> _Work instructions_: Output each record below exactly, and include all of them.

------------------------------------------------

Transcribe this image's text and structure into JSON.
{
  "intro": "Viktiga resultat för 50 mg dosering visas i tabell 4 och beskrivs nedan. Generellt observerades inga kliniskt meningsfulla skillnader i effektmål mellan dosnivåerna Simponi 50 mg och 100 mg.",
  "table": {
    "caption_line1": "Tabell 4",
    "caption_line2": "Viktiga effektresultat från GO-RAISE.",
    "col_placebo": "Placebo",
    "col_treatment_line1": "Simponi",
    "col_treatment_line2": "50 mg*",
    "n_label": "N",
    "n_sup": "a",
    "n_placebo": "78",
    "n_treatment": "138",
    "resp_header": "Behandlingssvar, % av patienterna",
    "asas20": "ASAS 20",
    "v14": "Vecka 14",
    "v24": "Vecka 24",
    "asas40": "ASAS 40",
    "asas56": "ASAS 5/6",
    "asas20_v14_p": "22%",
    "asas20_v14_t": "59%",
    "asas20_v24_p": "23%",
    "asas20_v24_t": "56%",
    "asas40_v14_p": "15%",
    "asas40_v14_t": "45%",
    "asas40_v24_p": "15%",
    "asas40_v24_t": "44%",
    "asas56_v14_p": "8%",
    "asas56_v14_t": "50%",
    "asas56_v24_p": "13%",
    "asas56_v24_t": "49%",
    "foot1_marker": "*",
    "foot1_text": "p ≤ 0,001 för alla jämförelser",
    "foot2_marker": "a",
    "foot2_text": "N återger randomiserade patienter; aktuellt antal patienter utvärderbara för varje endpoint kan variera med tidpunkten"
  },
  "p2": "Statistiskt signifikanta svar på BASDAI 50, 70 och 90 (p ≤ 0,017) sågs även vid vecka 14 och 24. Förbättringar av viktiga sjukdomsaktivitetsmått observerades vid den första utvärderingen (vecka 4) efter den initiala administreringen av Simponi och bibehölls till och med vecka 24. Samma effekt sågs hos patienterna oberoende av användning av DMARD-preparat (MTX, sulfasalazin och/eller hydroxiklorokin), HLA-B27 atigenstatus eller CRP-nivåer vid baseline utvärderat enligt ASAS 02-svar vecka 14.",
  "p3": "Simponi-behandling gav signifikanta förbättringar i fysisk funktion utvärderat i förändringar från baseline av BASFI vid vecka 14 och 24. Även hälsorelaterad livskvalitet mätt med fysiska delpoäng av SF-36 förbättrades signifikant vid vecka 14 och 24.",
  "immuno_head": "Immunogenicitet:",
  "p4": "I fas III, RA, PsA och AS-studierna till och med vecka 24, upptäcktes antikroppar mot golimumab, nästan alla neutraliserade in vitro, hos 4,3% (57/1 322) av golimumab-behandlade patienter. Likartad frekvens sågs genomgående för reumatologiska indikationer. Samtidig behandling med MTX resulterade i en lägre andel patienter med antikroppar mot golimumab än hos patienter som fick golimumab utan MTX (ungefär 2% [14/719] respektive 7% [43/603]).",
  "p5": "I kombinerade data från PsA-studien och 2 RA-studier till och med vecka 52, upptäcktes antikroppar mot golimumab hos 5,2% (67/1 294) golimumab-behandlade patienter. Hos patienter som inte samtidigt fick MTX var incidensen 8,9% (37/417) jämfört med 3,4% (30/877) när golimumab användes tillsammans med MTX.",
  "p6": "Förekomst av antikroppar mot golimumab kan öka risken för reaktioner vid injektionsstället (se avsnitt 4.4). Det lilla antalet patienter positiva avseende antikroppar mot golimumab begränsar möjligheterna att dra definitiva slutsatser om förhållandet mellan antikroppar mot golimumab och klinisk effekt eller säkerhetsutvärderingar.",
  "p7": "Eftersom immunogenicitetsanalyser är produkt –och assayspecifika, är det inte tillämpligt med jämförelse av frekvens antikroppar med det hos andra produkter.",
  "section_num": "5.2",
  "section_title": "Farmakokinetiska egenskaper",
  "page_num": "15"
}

------------------------------------------------

> _Response_:
Transcribe this image's text and structure into JSON.
{
  "intro": "Viktiga resultat för 50 mg dosering visas i tabell 4 och beskrivs nedan. Generellt observerades inga kliniskt meningsfulla skillnader i effektmål mellan dosnivåerna Simponi 50 mg och 100 mg.",
  "table": {
    "caption_line1": "Tabell 4",
    "caption_line2": "Viktiga effektresultat från GO-RAISE.",
    "col_placebo": "Placebo",
    "col_treatment_line1": "Simponi",
    "col_treatment_line2": "50 mg*",
    "n_label": "N",
    "n_sup": "a",
    "n_placebo": "78",
    "n_treatment": "138",
    "resp_header": "Behandlingssvar, % av patienterna",
    "asas20": "ASAS 20",
    "v14": "Vecka 14",
    "v24": "Vecka 24",
    "asas40": "ASAS 40",
    "asas56": "ASAS 5/6",
    "asas20_v14_p": "22%",
    "asas20_v14_t": "59%",
    "asas20_v24_p": "23%",
    "asas20_v24_t": "56%",
    "asas40_v14_p": "15%",
    "asas40_v14_t": "45%",
    "asas40_v24_p": "15%",
    "asas40_v24_t": "44%",
    "asas56_v14_p": "8%",
    "asas56_v14_t": "50%",
    "asas56_v24_p": "13%",
    "asas56_v24_t": "49%",
    "foot1_marker": "*",
    "foot1_text": "p ≤ 0,001 för alla jämförelser",
    "foot2_marker": "a",
    "foot2_text": "N återger randomiserade patienter; aktuellt antal patienter utvärderbara för varje endpoint kan variera med tidpunkten"
  },
  "p2": "Statistiskt signifikanta svar på BASDAI 50, 70 och 90 (p ≤ 0,017) sågs även vid vecka 14 och 24. Förbättringar av viktiga sjukdomsaktivitetsmått observerades vid den första utvärderingen (vecka 4) efter den initiala administreringen av Simponi och bibehölls till och med vecka 24. Samma effekt sågs hos patienterna oberoende av användning av DMARD-preparat (MTX, sulfasalazin och/eller hydroxiklorokin), HLA-B27 atigenstatus eller CRP-nivåer vid baseline utvärderat enligt ASAS 02-svar vecka 14.",
  "p3": "Simponi-behandling gav signifikanta förbättringar i fysisk funktion utvärderat i förändringar från baseline av BASFI vid vecka 14 och 24. Även hälsorelaterad livskvalitet mätt med fysiska delpoäng av SF-36 förbättrades signifikant vid vecka 14 och 24.",
  "immuno_head": "Immunogenicitet:",
  "p4": "I fas III, RA, PsA och AS-studierna till och med vecka 24, upptäcktes antikroppar mot golimumab, nästan alla neutraliserade in vitro, hos 4,3% (57/1 322) av golimumab-behandlade patienter. Likartad frekvens sågs genomgående för reumatologiska indikationer. Samtidig behandling med MTX resulterade i en lägre andel patienter med antikroppar mot golimumab än hos patienter som fick golimumab utan MTX (ungefär 2% [14/719] respektive 7% [43/603]).",
  "p5": "I kombinerade data från PsA-studien och 2 RA-studier till och med vecka 52, upptäcktes antikroppar mot golimumab hos 5,2% (67/1 294) golimumab-behandlade patienter. Hos patienter som inte samtidigt fick MTX var incidensen 8,9% (37/417) jämfört med 3,4% (30/877) när golimumab användes tillsammans med MTX.",
  "p6": "Förekomst av antikroppar mot golimumab kan öka risken för reaktioner vid injektionsstället (se avsnitt 4.4). Det lilla antalet patienter positiva avseende antikroppar mot golimumab begränsar möjligheterna att dra definitiva slutsatser om förhållandet mellan antikroppar mot golimumab och klinisk effekt eller säkerhetsutvärderingar.",
  "p7": "Eftersom immunogenicitetsanalyser är produkt –och assayspecifika, är det inte tillämpligt med jämförelse av frekvens antikroppar med det hos andra produkter.",
  "section_num": "5.2",
  "section_title": "Farmakokinetiska egenskaper",
  "page_num": "15"
}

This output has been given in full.